---------- Task inputs

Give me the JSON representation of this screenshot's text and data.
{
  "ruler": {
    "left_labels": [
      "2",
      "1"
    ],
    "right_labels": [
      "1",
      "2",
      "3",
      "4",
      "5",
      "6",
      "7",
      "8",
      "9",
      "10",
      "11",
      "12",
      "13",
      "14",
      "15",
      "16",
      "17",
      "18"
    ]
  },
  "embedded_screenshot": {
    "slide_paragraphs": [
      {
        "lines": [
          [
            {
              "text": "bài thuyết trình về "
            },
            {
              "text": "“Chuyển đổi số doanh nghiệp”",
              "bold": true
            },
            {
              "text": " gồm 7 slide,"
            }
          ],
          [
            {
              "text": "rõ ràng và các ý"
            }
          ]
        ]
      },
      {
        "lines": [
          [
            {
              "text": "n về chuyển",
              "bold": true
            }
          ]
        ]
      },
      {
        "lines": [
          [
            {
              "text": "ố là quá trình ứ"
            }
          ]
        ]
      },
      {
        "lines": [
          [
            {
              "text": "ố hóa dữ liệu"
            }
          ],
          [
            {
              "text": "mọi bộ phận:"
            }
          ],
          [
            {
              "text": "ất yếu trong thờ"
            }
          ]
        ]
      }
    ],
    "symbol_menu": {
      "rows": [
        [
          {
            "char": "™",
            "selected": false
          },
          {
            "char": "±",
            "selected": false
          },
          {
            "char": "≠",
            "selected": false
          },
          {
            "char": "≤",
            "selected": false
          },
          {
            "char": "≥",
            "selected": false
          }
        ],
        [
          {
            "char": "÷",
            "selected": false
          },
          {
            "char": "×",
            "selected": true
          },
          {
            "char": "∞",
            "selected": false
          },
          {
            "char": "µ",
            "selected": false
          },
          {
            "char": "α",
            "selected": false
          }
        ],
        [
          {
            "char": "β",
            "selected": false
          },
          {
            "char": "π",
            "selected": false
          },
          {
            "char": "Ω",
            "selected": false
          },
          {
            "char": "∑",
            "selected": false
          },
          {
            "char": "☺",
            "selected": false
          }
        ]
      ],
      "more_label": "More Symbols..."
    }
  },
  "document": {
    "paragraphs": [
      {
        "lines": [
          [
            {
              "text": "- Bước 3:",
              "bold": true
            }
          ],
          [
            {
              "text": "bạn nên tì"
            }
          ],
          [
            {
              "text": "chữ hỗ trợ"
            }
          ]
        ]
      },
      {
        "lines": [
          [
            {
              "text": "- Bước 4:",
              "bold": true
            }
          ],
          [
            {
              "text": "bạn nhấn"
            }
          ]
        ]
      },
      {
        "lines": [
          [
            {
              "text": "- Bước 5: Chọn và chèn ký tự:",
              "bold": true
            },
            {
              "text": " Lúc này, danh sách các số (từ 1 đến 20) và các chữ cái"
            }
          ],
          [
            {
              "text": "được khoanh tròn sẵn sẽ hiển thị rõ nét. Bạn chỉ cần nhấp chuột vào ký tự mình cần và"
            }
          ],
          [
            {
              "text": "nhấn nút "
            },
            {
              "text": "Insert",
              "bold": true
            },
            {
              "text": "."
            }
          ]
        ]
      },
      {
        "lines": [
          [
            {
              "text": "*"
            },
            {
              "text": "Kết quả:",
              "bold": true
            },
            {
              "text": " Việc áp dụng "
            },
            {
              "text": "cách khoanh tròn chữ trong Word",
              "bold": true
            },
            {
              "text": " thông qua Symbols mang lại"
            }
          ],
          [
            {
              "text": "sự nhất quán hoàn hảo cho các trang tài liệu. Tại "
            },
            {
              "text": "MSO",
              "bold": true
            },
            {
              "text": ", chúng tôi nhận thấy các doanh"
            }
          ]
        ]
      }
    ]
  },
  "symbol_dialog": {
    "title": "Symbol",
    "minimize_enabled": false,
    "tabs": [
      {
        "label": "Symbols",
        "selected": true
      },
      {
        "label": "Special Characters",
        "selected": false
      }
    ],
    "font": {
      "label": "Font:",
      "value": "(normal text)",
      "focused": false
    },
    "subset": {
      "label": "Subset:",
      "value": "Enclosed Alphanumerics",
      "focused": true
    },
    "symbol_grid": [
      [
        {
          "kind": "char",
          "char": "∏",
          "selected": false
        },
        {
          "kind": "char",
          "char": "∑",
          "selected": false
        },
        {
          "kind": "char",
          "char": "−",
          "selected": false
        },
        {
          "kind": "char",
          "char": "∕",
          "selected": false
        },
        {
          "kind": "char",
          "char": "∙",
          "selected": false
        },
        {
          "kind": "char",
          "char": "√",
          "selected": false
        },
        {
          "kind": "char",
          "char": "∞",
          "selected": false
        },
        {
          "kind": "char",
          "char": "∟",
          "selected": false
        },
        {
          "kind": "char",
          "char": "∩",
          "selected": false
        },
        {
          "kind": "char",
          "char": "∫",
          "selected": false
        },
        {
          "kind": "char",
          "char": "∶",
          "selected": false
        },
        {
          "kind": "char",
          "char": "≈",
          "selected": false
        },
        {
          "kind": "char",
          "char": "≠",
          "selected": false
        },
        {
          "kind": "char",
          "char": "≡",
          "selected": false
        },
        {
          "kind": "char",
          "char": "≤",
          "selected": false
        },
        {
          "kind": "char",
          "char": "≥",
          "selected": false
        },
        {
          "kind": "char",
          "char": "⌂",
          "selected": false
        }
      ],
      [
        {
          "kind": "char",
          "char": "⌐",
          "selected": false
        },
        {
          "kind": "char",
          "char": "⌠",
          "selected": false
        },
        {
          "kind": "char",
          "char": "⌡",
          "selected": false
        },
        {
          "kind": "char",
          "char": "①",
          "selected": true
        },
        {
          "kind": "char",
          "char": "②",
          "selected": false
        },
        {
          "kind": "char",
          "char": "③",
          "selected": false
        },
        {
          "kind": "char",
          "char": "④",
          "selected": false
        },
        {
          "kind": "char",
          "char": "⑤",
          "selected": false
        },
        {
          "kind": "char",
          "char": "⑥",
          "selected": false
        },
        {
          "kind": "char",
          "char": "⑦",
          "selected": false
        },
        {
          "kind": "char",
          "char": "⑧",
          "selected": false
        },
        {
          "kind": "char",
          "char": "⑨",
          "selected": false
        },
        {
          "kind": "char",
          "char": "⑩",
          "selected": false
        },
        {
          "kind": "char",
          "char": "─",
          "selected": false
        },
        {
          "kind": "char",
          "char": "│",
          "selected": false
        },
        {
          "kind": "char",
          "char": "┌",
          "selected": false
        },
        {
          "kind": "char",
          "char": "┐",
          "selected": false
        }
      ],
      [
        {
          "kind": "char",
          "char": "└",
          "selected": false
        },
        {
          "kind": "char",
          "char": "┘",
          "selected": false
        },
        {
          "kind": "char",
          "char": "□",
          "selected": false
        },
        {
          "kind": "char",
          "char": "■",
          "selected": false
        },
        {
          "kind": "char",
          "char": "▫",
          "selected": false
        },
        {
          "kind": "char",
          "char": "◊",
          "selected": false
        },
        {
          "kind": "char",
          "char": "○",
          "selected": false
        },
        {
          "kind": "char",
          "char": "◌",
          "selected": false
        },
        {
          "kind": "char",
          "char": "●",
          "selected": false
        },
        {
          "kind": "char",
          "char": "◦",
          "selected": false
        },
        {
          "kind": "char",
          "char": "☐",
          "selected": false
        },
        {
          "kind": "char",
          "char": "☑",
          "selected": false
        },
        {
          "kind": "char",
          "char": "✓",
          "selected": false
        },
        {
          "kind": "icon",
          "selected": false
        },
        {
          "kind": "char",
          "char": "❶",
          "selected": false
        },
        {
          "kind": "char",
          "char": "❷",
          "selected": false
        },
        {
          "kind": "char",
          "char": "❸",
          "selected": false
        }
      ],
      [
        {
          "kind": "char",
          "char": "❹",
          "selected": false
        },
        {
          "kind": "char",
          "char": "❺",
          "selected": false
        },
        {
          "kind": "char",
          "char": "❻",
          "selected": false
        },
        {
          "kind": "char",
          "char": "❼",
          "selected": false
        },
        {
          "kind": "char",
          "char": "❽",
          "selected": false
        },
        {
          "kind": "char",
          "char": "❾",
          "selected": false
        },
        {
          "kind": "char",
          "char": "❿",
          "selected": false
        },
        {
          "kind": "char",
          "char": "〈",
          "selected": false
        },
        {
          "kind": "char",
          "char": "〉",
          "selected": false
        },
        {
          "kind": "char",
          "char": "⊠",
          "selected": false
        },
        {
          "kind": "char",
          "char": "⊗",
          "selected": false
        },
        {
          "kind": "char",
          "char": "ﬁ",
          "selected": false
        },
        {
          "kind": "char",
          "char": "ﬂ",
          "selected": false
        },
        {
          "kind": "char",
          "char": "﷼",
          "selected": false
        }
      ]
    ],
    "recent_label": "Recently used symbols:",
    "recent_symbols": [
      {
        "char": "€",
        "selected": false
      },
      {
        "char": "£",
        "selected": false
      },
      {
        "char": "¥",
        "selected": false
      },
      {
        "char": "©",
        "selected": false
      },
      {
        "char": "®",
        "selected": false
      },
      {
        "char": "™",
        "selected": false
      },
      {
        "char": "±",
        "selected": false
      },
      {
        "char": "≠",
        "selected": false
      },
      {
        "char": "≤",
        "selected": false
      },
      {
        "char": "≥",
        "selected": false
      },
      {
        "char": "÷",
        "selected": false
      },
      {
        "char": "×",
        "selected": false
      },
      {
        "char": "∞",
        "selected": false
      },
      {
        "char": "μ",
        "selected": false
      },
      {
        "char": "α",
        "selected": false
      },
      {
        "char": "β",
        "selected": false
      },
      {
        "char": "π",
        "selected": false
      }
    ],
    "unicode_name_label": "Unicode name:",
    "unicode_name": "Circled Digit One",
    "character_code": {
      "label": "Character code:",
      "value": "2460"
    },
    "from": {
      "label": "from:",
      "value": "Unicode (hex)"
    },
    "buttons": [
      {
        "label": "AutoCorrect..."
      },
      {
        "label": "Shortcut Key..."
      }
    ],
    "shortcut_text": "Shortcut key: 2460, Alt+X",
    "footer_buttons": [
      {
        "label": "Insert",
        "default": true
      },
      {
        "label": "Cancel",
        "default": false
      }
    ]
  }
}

--------------------

Search the lines for "Bước". Copy each line that has it.

Solution to the problem –
              "text": "- Bước 3:",
              "text": "- Bước 4:",
              "text": "- Bước 5: Chọn và chèn ký tự:",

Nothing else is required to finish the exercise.